## start Dataset entries

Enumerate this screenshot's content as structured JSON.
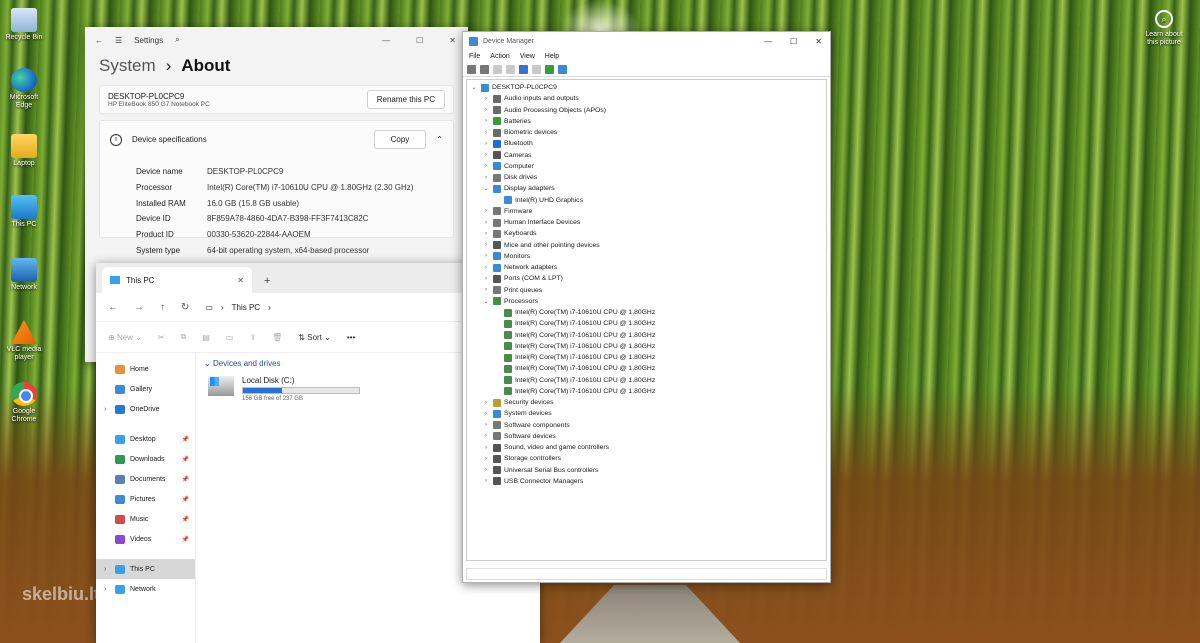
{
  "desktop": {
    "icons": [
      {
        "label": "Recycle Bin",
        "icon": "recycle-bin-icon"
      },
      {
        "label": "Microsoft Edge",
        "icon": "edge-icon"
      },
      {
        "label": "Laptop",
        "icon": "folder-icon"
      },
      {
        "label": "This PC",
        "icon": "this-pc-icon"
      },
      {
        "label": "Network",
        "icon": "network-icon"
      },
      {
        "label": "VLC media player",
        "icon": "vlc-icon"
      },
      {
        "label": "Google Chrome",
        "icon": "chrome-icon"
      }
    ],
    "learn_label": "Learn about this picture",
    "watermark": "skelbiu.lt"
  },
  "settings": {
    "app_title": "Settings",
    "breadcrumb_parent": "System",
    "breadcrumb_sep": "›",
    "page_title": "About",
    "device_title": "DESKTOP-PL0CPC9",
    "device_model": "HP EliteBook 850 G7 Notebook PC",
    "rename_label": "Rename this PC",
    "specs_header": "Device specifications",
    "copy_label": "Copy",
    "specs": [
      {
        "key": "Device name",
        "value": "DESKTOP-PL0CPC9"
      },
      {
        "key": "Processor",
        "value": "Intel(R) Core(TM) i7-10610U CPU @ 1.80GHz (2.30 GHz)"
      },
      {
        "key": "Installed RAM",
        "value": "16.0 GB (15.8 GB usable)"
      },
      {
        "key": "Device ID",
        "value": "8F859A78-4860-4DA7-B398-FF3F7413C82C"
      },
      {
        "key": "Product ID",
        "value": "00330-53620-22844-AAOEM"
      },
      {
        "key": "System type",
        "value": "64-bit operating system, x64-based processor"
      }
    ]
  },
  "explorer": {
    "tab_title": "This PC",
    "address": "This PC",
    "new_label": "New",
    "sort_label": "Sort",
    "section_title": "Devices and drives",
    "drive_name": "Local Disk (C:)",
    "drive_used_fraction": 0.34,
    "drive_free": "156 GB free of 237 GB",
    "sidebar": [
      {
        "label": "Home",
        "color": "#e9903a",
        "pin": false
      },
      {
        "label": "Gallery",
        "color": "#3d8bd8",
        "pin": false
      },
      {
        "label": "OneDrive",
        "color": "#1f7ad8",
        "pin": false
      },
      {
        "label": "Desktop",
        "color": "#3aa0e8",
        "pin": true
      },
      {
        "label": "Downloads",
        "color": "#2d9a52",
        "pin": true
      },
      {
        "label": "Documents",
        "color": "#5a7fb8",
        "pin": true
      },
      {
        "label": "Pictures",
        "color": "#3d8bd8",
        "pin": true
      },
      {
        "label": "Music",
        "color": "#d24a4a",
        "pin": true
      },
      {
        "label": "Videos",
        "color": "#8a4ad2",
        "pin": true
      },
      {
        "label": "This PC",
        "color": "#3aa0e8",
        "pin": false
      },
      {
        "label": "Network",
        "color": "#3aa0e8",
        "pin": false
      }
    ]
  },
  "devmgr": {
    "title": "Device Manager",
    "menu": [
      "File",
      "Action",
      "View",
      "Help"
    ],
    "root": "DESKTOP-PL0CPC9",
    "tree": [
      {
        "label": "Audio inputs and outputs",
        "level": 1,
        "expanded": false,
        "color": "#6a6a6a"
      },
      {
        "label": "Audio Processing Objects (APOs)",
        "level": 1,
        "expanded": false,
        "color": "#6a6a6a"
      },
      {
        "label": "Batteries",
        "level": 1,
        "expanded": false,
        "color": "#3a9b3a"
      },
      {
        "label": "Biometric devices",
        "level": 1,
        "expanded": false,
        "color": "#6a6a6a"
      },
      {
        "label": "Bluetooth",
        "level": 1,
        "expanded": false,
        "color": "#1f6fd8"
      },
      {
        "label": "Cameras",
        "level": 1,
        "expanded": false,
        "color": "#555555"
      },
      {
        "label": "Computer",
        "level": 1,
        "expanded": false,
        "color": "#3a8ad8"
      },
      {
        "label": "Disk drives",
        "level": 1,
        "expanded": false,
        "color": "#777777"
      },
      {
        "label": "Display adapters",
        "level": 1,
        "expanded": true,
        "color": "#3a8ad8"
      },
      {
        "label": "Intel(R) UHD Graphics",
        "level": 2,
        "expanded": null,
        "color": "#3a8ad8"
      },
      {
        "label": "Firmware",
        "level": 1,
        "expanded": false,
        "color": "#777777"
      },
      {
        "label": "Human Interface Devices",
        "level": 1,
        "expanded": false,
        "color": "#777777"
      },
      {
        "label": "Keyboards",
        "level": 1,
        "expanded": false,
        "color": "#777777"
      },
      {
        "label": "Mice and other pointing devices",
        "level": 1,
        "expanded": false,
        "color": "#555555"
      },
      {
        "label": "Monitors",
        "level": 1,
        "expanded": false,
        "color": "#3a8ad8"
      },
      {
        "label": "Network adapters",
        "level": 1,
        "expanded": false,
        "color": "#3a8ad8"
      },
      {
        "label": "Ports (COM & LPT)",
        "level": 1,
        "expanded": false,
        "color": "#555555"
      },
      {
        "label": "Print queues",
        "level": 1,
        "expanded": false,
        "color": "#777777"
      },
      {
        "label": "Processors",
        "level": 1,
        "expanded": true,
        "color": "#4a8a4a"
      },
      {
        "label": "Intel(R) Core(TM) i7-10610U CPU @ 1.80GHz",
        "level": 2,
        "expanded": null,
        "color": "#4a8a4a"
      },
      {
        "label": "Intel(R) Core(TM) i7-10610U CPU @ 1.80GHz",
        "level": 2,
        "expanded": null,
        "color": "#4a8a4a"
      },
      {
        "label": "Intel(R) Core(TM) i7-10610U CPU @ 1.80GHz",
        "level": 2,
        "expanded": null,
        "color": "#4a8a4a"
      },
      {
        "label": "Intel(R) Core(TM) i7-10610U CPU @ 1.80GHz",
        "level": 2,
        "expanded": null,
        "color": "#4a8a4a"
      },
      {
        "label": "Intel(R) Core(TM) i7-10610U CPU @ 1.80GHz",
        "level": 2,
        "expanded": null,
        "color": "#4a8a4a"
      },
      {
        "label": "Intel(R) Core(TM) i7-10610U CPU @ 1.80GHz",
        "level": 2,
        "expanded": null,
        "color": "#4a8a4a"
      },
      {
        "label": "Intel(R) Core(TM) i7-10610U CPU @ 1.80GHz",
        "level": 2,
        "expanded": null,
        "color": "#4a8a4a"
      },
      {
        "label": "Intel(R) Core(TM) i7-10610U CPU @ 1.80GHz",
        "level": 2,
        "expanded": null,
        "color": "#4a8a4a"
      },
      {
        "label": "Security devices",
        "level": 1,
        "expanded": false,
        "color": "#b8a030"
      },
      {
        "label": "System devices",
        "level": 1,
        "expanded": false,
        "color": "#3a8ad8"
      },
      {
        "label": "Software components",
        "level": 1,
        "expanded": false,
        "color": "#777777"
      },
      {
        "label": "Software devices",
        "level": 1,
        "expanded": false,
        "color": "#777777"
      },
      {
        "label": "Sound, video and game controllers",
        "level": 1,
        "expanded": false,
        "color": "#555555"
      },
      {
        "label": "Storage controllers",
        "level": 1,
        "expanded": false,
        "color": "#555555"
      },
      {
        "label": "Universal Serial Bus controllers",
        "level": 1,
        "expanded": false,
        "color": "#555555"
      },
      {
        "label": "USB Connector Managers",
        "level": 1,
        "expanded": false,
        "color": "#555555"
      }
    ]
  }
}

## end Dataset entries
## start Dataset entries

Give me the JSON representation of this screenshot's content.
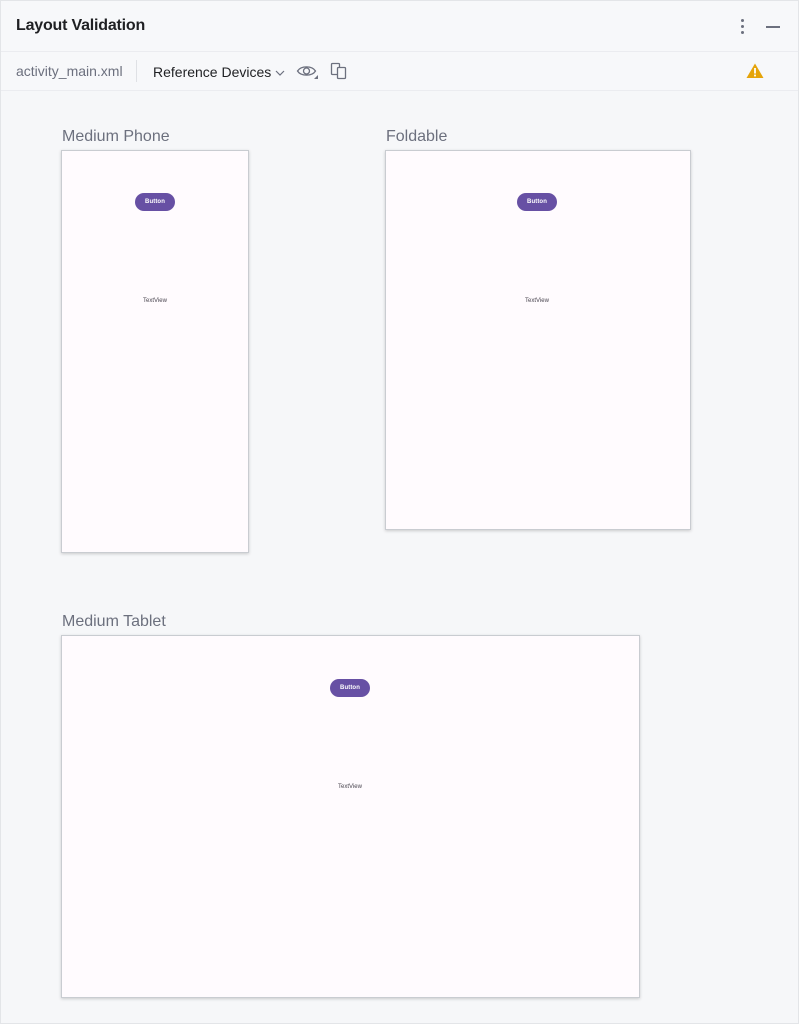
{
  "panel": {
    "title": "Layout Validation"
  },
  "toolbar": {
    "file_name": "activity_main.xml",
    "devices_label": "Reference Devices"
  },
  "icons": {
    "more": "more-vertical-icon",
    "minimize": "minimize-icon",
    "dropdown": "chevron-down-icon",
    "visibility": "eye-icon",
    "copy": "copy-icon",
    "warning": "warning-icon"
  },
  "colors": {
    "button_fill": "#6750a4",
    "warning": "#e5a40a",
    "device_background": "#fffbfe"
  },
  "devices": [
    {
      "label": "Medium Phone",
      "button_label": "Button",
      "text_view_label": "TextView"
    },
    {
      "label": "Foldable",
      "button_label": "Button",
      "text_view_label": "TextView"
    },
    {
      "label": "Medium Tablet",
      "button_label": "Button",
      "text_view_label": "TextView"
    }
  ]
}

## end Dataset entries

_Stated exercise_.
Identify every line where the string "Disk" appears.

_Result for this exercise_.
    "drive_name": "Local Disk (C:)",
        "label": "Disk drives",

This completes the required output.